-- Work to complete --
Set the data down again, exactly as it reads, but without the pictures.

-- Extracted records --
★ ★ ★ ★
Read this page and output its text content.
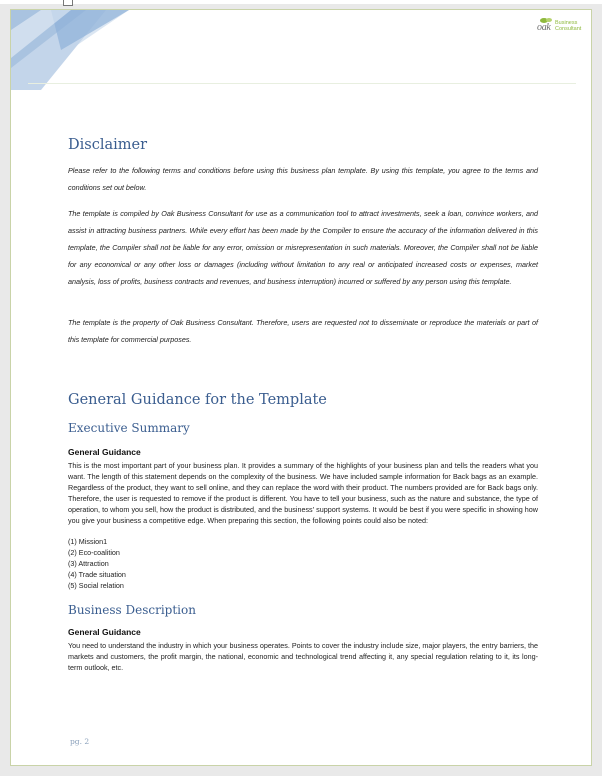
oak Business
Consultant
Disclaimer

Please refer to the following terms and conditions before using this business plan template. By using this template, you agree to the terms and conditions set out below.

The template is compiled by Oak Business Consultant for use as a communication tool to attract investments, seek a loan, convince workers, and assist in attracting business partners. While every effort has been made by the Compiler to ensure the accuracy of the information delivered in this template, the Compiler shall not be liable for any error, omission or misrepresentation in such materials. Moreover, the Compiler shall not be liable for any economical or any other loss or damages (including without limitation to any real or anticipated increased costs or expenses, market analysis, loss of profits, business contracts and revenues, and business interruption) incurred or suffered by any person using this template.

The template is the property of Oak Business Consultant. Therefore, users are requested not to disseminate or reproduce the materials or part of this template for commercial purposes.

General Guidance for the Template
Executive Summary
General Guidance

This is the most important part of your business plan. It provides a summary of the highlights of your business plan and tells the readers what you want. The length of this statement depends on the complexity of the business. We have included sample information for Back bags as an example. Regardless of the product, they want to sell online, and they can replace the word with their product. The numbers provided are for Back bags only. Therefore, the user is requested to remove if the product is different. You have to tell your business, such as the nature and substance, the type of operation, to whom you sell, how the product is distributed, and the business' support systems. It would be best if you were specific in showing how you give your business a competitive edge. When preparing this section, the following points could also be noted:

(1) Mission1
(2) Eco-coalition
(3) Attraction
(4) Trade situation
(5) Social relation
Business Description
General Guidance

You need to understand the industry in which your business operates. Points to cover the industry include size, major players, the entry barriers, the markets and customers, the profit margin, the national, economic and technological trend affecting it, any special regulation relating to it, its long-term outlook, etc.

pg. 2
★ ★ ★ ★
-- Output below --
Read this page and output its text content.
oak Business
Consultant
Disclaimer

Please refer to the following terms and conditions before using this business plan template. By using this template, you agree to the terms and conditions set out below.

The template is compiled by Oak Business Consultant for use as a communication tool to attract investments, seek a loan, convince workers, and assist in attracting business partners. While every effort has been made by the Compiler to ensure the accuracy of the information delivered in this template, the Compiler shall not be liable for any error, omission or misrepresentation in such materials. Moreover, the Compiler shall not be liable for any economical or any other loss or damages (including without limitation to any real or anticipated increased costs or expenses, market analysis, loss of profits, business contracts and revenues, and business interruption) incurred or suffered by any person using this template.

The template is the property of Oak Business Consultant. Therefore, users are requested not to disseminate or reproduce the materials or part of this template for commercial purposes.

General Guidance for the Template
Executive Summary
General Guidance

This is the most important part of your business plan. It provides a summary of the highlights of your business plan and tells the readers what you want. The length of this statement depends on the complexity of the business. We have included sample information for Back bags as an example. Regardless of the product, they want to sell online, and they can replace the word with their product. The numbers provided are for Back bags only. Therefore, the user is requested to remove if the product is different. You have to tell your business, such as the nature and substance, the type of operation, to whom you sell, how the product is distributed, and the business' support systems. It would be best if you were specific in showing how you give your business a competitive edge. When preparing this section, the following points could also be noted:

(1) Mission1
(2) Eco-coalition
(3) Attraction
(4) Trade situation
(5) Social relation
Business Description
General Guidance

You need to understand the industry in which your business operates. Points to cover the industry include size, major players, the entry barriers, the markets and customers, the profit margin, the national, economic and technological trend affecting it, any special regulation relating to it, its long-term outlook, etc.

pg. 2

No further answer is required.